> _PROBLEM DESCRIPTION_
Repeat the lines that follow, leaving nothing out.

* BEGIN RECORDS SUPPLIED *

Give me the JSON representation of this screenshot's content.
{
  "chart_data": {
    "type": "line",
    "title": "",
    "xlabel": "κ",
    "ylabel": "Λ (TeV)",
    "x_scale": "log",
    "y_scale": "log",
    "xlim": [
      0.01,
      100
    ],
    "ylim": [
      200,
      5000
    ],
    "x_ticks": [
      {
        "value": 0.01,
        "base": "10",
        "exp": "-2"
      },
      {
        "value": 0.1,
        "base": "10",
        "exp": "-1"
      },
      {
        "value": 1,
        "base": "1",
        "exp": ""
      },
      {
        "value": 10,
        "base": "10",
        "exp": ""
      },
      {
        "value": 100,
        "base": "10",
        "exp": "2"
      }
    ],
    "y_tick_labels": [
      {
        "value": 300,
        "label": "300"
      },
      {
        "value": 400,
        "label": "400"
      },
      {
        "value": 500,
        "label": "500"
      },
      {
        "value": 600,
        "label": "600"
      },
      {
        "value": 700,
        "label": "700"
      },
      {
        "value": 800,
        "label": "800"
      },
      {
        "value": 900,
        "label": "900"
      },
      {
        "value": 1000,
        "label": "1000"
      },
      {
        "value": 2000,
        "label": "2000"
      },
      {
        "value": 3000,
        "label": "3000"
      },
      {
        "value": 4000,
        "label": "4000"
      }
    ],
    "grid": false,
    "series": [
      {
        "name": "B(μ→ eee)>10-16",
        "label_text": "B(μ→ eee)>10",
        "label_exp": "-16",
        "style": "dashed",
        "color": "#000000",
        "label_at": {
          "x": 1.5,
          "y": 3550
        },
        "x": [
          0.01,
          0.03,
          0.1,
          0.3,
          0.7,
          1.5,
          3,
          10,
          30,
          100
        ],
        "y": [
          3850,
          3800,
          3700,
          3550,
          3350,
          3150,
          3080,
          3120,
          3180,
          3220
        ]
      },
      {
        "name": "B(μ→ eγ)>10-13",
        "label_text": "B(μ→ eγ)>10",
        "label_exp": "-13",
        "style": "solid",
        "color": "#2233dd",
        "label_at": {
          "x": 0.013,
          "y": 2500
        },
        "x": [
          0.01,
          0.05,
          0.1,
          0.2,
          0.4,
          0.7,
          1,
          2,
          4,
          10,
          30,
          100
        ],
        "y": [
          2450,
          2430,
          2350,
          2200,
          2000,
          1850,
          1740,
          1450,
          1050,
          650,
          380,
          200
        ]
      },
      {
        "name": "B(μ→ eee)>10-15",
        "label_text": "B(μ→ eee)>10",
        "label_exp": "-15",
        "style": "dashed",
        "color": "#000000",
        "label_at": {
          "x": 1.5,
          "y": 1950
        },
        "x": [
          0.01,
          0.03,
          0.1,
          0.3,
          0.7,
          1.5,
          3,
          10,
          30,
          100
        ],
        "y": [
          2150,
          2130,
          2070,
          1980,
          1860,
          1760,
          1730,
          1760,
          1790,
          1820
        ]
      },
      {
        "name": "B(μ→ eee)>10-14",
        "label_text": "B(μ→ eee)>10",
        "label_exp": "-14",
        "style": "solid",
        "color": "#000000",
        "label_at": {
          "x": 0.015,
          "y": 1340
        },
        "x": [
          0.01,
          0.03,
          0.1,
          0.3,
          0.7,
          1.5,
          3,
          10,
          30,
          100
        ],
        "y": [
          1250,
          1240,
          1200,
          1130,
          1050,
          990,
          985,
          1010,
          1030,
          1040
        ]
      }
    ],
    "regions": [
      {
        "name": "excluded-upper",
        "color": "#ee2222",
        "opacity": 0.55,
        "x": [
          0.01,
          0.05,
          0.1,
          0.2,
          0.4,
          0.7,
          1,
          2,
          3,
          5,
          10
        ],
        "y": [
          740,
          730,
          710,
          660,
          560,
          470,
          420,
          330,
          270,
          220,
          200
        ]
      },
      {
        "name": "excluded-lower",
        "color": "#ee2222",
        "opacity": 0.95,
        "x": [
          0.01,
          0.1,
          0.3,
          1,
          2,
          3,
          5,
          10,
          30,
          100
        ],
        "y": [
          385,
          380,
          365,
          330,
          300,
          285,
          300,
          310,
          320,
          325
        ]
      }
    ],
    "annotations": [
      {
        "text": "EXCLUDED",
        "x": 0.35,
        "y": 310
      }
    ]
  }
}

* END RECORDS SUPPLIED *

> _EXERCISE SOLUTION_
Give me the JSON representation of this screenshot's content.
{
  "chart_data": {
    "type": "line",
    "title": "",
    "xlabel": "κ",
    "ylabel": "Λ (TeV)",
    "x_scale": "log",
    "y_scale": "log",
    "xlim": [
      0.01,
      100
    ],
    "ylim": [
      200,
      5000
    ],
    "x_ticks": [
      {
        "value": 0.01,
        "base": "10",
        "exp": "-2"
      },
      {
        "value": 0.1,
        "base": "10",
        "exp": "-1"
      },
      {
        "value": 1,
        "base": "1",
        "exp": ""
      },
      {
        "value": 10,
        "base": "10",
        "exp": ""
      },
      {
        "value": 100,
        "base": "10",
        "exp": "2"
      }
    ],
    "y_tick_labels": [
      {
        "value": 300,
        "label": "300"
      },
      {
        "value": 400,
        "label": "400"
      },
      {
        "value": 500,
        "label": "500"
      },
      {
        "value": 600,
        "label": "600"
      },
      {
        "value": 700,
        "label": "700"
      },
      {
        "value": 800,
        "label": "800"
      },
      {
        "value": 900,
        "label": "900"
      },
      {
        "value": 1000,
        "label": "1000"
      },
      {
        "value": 2000,
        "label": "2000"
      },
      {
        "value": 3000,
        "label": "3000"
      },
      {
        "value": 4000,
        "label": "4000"
      }
    ],
    "grid": false,
    "series": [
      {
        "name": "B(μ→ eee)>10-16",
        "label_text": "B(μ→ eee)>10",
        "label_exp": "-16",
        "style": "dashed",
        "color": "#000000",
        "label_at": {
          "x": 1.5,
          "y": 3550
        },
        "x": [
          0.01,
          0.03,
          0.1,
          0.3,
          0.7,
          1.5,
          3,
          10,
          30,
          100
        ],
        "y": [
          3850,
          3800,
          3700,
          3550,
          3350,
          3150,
          3080,
          3120,
          3180,
          3220
        ]
      },
      {
        "name": "B(μ→ eγ)>10-13",
        "label_text": "B(μ→ eγ)>10",
        "label_exp": "-13",
        "style": "solid",
        "color": "#2233dd",
        "label_at": {
          "x": 0.013,
          "y": 2500
        },
        "x": [
          0.01,
          0.05,
          0.1,
          0.2,
          0.4,
          0.7,
          1,
          2,
          4,
          10,
          30,
          100
        ],
        "y": [
          2450,
          2430,
          2350,
          2200,
          2000,
          1850,
          1740,
          1450,
          1050,
          650,
          380,
          200
        ]
      },
      {
        "name": "B(μ→ eee)>10-15",
        "label_text": "B(μ→ eee)>10",
        "label_exp": "-15",
        "style": "dashed",
        "color": "#000000",
        "label_at": {
          "x": 1.5,
          "y": 1950
        },
        "x": [
          0.01,
          0.03,
          0.1,
          0.3,
          0.7,
          1.5,
          3,
          10,
          30,
          100
        ],
        "y": [
          2150,
          2130,
          2070,
          1980,
          1860,
          1760,
          1730,
          1760,
          1790,
          1820
        ]
      },
      {
        "name": "B(μ→ eee)>10-14",
        "label_text": "B(μ→ eee)>10",
        "label_exp": "-14",
        "style": "solid",
        "color": "#000000",
        "label_at": {
          "x": 0.015,
          "y": 1340
        },
        "x": [
          0.01,
          0.03,
          0.1,
          0.3,
          0.7,
          1.5,
          3,
          10,
          30,
          100
        ],
        "y": [
          1250,
          1240,
          1200,
          1130,
          1050,
          990,
          985,
          1010,
          1030,
          1040
        ]
      }
    ],
    "regions": [
      {
        "name": "excluded-upper",
        "color": "#ee2222",
        "opacity": 0.55,
        "x": [
          0.01,
          0.05,
          0.1,
          0.2,
          0.4,
          0.7,
          1,
          2,
          3,
          5,
          10
        ],
        "y": [
          740,
          730,
          710,
          660,
          560,
          470,
          420,
          330,
          270,
          220,
          200
        ]
      },
      {
        "name": "excluded-lower",
        "color": "#ee2222",
        "opacity": 0.95,
        "x": [
          0.01,
          0.1,
          0.3,
          1,
          2,
          3,
          5,
          10,
          30,
          100
        ],
        "y": [
          385,
          380,
          365,
          330,
          300,
          285,
          300,
          310,
          320,
          325
        ]
      }
    ],
    "annotations": [
      {
        "text": "EXCLUDED",
        "x": 0.35,
        "y": 310
      }
    ]
  }
}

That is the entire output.